## Start

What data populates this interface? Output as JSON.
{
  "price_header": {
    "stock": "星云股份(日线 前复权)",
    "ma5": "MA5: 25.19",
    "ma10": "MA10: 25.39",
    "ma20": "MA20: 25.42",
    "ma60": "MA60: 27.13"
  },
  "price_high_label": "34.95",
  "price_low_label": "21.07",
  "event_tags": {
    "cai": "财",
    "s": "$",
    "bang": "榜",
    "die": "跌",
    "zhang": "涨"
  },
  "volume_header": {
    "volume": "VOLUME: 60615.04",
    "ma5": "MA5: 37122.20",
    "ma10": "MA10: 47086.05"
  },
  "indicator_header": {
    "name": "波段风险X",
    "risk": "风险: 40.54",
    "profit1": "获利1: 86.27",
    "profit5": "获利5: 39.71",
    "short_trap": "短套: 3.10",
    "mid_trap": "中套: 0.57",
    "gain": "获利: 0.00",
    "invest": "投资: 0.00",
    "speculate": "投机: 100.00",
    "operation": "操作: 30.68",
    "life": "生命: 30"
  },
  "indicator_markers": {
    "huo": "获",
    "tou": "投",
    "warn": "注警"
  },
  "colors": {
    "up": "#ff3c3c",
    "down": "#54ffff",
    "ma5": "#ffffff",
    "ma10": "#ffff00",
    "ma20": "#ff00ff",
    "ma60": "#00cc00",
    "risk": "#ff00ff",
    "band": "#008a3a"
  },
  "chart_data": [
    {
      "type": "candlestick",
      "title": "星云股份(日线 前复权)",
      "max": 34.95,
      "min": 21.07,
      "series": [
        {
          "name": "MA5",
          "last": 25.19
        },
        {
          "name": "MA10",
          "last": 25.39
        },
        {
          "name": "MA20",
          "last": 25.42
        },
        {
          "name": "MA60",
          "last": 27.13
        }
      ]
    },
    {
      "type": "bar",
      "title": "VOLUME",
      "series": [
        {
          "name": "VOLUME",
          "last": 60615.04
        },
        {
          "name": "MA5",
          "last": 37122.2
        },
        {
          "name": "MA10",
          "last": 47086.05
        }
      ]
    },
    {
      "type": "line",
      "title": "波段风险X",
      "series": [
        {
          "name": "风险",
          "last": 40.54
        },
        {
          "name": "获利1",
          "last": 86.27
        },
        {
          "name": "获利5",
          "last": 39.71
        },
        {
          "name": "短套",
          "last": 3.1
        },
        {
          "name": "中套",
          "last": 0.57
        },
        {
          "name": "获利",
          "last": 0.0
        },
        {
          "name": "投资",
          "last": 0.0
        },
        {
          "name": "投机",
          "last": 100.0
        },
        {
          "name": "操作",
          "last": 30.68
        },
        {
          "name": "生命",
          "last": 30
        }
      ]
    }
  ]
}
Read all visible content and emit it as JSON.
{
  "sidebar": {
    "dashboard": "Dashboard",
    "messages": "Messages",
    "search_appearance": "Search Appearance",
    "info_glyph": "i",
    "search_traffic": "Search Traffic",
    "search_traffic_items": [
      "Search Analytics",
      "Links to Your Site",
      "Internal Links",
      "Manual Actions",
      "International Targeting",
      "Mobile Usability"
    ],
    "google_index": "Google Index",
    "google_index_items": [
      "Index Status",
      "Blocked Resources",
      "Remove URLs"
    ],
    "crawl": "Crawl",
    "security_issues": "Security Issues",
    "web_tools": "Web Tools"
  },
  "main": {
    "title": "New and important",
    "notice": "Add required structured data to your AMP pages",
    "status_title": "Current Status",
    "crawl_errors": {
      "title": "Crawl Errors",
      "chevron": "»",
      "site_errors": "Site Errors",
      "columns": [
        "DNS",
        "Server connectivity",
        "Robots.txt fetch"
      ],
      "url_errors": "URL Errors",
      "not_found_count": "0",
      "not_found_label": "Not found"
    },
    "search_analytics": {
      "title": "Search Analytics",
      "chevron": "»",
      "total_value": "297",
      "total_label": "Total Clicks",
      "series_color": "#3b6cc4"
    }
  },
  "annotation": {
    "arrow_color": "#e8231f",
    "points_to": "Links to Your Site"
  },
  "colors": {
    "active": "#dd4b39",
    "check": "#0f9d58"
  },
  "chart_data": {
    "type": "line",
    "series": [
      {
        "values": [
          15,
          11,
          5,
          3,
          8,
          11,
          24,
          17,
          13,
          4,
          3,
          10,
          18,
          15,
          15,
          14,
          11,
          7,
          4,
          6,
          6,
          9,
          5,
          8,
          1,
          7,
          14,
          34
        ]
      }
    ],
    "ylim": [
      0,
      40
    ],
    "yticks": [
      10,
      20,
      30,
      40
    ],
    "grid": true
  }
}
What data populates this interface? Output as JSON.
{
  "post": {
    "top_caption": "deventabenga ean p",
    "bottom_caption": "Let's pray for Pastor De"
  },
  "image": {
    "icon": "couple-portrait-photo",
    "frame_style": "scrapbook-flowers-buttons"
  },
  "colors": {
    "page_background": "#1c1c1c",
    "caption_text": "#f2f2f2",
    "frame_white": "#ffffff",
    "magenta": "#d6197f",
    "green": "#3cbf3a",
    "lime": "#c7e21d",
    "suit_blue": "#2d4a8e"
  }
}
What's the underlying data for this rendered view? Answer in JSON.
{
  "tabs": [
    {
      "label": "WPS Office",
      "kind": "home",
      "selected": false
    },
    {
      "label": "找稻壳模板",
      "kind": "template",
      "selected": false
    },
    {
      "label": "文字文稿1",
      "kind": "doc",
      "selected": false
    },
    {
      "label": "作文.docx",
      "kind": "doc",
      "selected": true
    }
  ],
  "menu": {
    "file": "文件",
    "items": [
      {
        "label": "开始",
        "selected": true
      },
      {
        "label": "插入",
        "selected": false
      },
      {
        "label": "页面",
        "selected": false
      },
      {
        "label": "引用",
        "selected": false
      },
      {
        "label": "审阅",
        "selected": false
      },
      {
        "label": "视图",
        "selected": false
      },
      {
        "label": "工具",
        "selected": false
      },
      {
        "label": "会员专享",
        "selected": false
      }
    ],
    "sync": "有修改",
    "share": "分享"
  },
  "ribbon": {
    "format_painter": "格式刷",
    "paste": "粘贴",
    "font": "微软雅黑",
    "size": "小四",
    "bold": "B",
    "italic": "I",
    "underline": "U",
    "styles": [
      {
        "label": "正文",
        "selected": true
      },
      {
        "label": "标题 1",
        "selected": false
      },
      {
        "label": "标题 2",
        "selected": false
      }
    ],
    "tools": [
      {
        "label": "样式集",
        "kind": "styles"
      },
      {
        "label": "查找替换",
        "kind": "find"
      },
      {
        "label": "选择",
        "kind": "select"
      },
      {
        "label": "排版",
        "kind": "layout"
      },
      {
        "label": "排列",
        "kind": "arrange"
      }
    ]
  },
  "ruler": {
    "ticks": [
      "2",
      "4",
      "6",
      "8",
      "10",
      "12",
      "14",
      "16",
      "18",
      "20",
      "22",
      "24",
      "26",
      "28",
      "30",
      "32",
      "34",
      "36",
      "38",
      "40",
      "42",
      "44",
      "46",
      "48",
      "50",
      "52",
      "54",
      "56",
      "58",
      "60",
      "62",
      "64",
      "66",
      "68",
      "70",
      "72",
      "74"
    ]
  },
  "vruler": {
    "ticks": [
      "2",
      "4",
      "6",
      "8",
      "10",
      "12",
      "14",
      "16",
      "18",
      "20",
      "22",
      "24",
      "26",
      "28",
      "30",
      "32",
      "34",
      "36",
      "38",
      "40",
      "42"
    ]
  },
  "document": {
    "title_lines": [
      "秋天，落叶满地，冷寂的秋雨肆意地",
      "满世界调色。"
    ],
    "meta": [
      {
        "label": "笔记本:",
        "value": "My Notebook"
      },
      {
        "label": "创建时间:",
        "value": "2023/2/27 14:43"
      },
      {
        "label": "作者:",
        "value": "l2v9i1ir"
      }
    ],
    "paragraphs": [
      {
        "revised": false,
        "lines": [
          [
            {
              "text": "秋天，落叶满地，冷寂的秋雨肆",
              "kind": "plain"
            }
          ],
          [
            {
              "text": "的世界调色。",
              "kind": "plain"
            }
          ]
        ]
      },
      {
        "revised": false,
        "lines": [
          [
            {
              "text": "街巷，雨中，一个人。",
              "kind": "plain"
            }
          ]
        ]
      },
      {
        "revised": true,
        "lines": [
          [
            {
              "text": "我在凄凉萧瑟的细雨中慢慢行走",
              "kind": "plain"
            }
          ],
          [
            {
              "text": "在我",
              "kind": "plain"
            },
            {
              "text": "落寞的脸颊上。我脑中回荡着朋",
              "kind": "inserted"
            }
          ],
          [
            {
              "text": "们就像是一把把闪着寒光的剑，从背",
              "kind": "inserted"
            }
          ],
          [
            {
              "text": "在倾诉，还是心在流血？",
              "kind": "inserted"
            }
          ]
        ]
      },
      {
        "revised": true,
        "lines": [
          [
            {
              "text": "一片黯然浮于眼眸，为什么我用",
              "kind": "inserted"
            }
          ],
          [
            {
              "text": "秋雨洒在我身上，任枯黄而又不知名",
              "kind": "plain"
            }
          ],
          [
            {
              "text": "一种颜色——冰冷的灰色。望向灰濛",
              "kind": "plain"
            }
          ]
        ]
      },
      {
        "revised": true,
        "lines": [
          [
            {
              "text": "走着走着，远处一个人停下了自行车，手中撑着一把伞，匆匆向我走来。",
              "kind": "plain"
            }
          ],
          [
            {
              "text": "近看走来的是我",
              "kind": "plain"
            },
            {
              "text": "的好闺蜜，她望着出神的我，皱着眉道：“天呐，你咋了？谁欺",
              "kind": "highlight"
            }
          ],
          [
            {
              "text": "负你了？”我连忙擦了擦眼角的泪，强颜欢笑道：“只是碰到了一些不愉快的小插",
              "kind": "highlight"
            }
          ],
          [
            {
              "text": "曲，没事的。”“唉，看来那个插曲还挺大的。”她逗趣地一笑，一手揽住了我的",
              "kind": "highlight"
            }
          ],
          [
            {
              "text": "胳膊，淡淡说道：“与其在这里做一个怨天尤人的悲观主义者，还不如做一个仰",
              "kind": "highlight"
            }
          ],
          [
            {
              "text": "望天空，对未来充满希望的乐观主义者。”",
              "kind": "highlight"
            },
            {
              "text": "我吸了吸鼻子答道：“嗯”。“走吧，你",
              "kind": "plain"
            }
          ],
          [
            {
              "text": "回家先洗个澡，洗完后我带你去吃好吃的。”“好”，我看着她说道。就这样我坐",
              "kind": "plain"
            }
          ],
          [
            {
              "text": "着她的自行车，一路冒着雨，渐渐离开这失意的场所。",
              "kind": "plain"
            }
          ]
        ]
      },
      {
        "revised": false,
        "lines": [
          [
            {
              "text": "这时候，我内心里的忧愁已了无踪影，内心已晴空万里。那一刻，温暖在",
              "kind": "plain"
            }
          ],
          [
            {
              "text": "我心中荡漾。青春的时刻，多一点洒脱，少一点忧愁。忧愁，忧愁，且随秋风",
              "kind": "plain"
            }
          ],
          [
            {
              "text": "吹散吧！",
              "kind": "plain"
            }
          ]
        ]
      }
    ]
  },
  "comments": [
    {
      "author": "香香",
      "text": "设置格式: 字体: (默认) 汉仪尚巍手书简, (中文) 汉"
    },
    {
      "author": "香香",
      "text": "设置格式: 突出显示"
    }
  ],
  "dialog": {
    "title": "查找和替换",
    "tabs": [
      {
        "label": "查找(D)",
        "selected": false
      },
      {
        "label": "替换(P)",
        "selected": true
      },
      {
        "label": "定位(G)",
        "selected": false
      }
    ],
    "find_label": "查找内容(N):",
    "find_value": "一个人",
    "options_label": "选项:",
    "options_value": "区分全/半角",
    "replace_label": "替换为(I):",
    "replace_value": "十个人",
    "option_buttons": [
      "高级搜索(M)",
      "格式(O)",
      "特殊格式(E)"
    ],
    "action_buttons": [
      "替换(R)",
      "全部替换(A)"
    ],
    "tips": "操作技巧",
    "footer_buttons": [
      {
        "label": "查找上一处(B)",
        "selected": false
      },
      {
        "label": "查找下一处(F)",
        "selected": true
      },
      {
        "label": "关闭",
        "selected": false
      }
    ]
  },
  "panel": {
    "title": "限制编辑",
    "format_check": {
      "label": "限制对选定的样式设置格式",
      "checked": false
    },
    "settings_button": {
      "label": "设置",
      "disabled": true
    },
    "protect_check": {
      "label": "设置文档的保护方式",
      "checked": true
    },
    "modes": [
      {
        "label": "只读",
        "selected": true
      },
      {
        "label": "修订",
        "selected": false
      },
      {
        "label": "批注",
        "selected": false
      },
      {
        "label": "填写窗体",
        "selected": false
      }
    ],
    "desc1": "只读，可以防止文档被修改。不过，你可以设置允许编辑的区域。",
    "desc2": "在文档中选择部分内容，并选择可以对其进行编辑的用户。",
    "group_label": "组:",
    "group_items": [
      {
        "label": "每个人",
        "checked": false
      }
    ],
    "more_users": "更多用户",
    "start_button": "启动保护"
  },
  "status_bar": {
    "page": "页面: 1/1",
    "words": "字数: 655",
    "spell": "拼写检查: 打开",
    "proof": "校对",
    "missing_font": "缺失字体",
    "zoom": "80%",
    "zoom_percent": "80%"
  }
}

## End

Pull out every line above that holds the word "type".

▶ REPLY
      "type": "candlestick",
      "type": "bar",
      "type": "line",
    "type": "line",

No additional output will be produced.